→ **GIVEN PROBLEM 1**: Update the records from their first line through the line containing "The inner flange 78 is at (567, 442)." by replacing "rotor shaft" with "drive shaft". Return only those lines, with everything else unchanged.

───── EXTRACT ─────

Tag:  “UK”  | (6) posts

New UK intellectual property minister reaffirms UK commitment to the Unified Patent Court

There is a new sheriff in town. Jo Jonson takes over from Baroness Neville Rolfe as UK Intellectual Property minister. He was appointed new minister on 11 January.

Baroness Neville Rolfe has previously made some promising statements concerning the UK’s intentions to ratify the agreement on a unified patent court (UPC).

Jo Johnson has now reaffirmed the country’s commitment to the unitary patent project and its importance to British business in a House of Commons Science and Technology Committee session on 11 January. He did also warn that the future of the ratification beyond Brexit is dependent on future negotiations.

Jo Johnson stated: “We have taken a decision to proceed with preparations to ratify the UPC Agreement. We believe it is important that we participate in this framework. It has value to UK inventors and businesses and we want to be there at its creation.”

───── PROVIDED DATA ─────

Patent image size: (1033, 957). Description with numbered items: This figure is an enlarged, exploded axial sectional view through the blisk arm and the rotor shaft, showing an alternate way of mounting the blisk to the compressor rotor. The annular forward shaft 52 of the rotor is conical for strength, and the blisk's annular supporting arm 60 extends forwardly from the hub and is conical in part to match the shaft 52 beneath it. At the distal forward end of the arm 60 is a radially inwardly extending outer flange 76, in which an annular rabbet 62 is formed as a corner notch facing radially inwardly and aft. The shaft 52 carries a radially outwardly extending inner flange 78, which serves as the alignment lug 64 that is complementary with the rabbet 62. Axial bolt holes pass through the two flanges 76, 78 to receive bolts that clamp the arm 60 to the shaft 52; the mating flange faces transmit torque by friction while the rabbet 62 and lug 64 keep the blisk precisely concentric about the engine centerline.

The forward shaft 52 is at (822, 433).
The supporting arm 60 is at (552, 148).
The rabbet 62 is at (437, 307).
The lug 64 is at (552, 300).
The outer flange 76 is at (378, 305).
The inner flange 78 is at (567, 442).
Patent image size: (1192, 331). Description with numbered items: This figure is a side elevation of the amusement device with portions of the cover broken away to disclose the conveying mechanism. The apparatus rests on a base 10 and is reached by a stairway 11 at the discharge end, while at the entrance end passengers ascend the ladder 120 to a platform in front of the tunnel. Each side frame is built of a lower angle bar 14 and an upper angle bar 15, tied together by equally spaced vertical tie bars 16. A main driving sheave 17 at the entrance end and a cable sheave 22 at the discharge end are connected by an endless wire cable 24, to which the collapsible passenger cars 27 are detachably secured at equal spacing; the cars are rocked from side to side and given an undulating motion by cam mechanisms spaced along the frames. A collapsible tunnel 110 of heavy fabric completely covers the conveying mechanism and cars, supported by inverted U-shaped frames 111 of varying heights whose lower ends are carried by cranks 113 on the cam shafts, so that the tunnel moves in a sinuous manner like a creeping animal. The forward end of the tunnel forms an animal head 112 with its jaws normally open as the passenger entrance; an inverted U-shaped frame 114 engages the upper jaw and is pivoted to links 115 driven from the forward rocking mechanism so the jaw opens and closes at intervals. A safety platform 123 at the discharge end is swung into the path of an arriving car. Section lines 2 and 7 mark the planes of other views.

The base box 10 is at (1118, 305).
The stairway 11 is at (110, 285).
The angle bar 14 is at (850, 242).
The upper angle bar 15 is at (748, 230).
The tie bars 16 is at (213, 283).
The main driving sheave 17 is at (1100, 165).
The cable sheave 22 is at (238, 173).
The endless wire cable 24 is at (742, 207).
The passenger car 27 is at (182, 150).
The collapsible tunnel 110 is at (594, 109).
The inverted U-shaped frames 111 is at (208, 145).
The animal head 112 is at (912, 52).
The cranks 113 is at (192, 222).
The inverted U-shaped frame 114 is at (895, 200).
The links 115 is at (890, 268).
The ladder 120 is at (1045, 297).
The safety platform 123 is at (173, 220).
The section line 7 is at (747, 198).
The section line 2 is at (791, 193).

─────

→ **GIVEN PROBLEM 2**:
Answer these questions using the post on the new UK intellectual property minister:
(a) Whom does the new minister succeed as UK Intellectual Property minister?
(b) In which House of Commons committee's session did he reaffirm the UK's commitment to the unitary patent project?
(c) According to his warning, what does the future of the ratification beyond Brexit depend on?

→ **CORRECT OUTPUT 1**:
Patent image size: (1033, 957). Description with numbered items: This figure is an enlarged, exploded axial sectional view through the blisk arm and the drive shaft, showing an alternate way of mounting the blisk to the compressor rotor. The annular forward shaft 52 of the rotor is conical for strength, and the blisk's annular supporting arm 60 extends forwardly from the hub and is conical in part to match the shaft 52 beneath it. At the distal forward end of the arm 60 is a radially inwardly extending outer flange 76, in which an annular rabbet 62 is formed as a corner notch facing radially inwardly and aft. The shaft 52 carries a radially outwardly extending inner flange 78, which serves as the alignment lug 64 that is complementary with the rabbet 62. Axial bolt holes pass through the two flanges 76, 78 to receive bolts that clamp the arm 60 to the shaft 52; the mating flange faces transmit torque by friction while the rabbet 62 and lug 64 keep the blisk precisely concentric about the engine centerline.

The forward shaft 52 is at (822, 433).
The supporting arm 60 is at (552, 148).
The rabbet 62 is at (437, 307).
The lug 64 is at (552, 300).
The outer flange 76 is at (378, 305).
The inner flange 78 is at (567, 442).

→ **CORRECT OUTPUT 2**:
(a) Baroness Neville Rolfe
(b) The Science and Technology Committee
(c) Future negotiations